** start EXERCISE INPUTS **
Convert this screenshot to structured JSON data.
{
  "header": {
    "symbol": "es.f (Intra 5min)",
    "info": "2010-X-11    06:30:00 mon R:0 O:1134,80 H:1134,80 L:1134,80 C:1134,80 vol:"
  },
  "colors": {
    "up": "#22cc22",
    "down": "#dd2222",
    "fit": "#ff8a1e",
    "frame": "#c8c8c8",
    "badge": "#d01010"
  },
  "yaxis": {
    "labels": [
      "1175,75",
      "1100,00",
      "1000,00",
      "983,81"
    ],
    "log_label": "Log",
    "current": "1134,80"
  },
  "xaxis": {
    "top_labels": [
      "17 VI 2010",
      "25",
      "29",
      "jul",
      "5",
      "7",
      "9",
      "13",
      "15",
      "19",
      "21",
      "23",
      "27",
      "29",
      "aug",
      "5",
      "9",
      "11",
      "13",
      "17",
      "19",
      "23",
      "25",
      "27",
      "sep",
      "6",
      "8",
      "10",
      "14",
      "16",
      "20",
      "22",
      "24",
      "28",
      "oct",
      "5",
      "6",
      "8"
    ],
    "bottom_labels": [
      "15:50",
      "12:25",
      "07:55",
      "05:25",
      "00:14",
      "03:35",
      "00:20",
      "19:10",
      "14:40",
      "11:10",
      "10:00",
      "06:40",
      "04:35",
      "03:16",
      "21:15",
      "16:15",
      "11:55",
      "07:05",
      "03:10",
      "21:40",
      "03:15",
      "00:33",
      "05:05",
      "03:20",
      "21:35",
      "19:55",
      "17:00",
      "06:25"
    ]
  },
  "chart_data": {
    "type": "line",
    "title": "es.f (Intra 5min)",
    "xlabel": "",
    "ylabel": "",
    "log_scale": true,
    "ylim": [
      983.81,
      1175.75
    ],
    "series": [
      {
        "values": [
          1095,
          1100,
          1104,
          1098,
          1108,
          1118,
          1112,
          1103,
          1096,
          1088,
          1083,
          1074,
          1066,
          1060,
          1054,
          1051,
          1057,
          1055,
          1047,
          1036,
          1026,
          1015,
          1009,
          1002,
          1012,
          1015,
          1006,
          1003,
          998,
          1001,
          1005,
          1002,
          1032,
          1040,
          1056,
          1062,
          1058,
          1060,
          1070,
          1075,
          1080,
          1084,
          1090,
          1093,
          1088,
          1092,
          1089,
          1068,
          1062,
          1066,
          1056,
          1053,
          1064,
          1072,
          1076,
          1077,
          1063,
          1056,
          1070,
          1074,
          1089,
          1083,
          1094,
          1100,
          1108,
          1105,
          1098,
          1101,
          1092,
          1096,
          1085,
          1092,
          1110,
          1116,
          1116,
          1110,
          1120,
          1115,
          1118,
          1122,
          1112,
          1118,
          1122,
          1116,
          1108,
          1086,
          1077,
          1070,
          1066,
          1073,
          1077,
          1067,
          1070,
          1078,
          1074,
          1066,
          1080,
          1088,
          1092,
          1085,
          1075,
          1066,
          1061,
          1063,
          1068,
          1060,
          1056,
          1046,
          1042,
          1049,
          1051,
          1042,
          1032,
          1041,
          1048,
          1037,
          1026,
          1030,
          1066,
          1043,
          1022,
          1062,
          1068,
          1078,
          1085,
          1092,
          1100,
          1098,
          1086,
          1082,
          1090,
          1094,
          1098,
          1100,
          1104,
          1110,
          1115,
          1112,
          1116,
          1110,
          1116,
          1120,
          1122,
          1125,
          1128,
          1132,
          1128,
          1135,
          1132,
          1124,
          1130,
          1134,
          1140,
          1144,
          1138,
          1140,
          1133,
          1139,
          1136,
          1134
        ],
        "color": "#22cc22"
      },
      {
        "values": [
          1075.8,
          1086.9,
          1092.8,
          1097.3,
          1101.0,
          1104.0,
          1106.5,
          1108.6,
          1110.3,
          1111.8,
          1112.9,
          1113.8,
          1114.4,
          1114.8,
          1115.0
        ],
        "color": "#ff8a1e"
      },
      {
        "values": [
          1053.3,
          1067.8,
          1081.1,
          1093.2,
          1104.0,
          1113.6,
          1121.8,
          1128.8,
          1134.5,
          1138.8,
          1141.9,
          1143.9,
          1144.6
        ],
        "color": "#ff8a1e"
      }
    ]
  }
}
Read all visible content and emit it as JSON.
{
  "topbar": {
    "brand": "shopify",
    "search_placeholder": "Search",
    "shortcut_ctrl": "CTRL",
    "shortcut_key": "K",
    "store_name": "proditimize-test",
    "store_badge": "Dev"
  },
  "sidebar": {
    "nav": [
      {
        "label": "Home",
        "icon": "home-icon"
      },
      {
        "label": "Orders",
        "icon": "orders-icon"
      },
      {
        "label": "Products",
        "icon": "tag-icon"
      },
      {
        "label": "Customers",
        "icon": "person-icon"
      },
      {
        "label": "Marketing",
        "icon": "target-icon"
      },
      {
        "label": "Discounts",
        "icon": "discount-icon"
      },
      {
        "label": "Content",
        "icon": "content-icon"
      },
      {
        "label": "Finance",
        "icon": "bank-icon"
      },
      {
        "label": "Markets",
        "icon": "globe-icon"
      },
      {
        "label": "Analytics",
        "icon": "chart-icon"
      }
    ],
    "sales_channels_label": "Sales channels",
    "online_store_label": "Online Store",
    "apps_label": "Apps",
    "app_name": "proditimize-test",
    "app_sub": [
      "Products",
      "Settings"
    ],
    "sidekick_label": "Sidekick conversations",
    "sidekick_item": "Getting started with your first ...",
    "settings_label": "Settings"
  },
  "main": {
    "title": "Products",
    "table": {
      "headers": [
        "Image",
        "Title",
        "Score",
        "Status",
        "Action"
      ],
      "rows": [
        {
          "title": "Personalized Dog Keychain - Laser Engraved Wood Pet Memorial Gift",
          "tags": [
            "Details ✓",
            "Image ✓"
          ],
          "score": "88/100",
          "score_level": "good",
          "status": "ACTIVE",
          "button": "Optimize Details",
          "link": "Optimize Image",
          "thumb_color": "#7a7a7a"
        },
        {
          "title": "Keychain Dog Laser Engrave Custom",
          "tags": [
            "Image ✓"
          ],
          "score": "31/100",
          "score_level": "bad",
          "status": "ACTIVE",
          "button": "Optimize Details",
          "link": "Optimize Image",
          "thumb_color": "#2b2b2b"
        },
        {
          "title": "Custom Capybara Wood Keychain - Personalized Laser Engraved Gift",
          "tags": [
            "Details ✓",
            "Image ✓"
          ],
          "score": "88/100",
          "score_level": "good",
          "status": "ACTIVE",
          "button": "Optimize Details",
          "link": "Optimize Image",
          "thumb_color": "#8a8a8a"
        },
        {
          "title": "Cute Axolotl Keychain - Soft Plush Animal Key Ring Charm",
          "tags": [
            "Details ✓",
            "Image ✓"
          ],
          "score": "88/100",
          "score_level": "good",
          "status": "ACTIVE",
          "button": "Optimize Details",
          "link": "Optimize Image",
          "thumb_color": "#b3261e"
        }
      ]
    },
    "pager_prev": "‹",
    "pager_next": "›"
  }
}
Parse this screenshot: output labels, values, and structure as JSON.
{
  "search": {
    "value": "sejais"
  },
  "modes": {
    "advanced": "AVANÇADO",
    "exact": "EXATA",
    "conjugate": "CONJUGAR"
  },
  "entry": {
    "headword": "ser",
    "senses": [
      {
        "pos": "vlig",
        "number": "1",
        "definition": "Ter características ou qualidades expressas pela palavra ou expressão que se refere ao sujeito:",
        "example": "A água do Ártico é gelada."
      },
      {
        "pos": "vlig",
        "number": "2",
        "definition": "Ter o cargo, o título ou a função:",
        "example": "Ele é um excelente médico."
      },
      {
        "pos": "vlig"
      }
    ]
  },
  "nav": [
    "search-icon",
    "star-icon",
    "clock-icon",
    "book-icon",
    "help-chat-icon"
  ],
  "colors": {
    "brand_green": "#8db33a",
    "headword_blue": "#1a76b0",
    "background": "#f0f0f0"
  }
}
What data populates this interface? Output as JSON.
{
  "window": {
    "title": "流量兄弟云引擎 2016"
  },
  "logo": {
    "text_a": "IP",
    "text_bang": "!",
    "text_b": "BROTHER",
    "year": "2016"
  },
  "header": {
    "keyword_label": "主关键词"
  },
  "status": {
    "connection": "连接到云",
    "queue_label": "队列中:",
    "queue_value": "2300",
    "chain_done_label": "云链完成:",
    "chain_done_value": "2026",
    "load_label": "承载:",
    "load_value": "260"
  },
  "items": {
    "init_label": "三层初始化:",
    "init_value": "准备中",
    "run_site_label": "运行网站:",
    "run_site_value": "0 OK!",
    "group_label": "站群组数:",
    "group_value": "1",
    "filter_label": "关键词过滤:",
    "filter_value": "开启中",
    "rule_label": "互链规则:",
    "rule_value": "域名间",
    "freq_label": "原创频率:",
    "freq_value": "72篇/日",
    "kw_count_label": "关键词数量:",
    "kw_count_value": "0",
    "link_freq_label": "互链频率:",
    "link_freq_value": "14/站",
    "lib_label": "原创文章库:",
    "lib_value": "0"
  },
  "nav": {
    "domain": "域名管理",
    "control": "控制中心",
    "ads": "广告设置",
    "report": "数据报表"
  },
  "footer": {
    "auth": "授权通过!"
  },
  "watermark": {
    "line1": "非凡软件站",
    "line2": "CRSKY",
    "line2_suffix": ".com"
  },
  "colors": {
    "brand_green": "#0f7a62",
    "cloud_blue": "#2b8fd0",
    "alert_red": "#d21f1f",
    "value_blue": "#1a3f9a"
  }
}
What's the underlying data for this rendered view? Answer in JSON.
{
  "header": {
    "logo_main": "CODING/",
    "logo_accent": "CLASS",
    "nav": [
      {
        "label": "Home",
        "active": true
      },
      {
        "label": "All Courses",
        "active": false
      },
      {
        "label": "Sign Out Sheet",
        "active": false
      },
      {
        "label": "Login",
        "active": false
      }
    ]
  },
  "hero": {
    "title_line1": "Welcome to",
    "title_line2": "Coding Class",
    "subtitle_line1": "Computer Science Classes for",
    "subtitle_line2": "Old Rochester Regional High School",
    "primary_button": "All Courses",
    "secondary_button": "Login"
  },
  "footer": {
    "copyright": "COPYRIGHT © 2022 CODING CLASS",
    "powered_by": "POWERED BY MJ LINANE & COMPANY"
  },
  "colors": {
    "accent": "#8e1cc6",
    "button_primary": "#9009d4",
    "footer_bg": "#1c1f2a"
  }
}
** end EXERCISE INPUTS **
__SET TASK__. Return each line where "Products" shows up.

__RESPONSE TO THIS TASK__.
        "label": "Products",
      "Products",
    "title": "Products",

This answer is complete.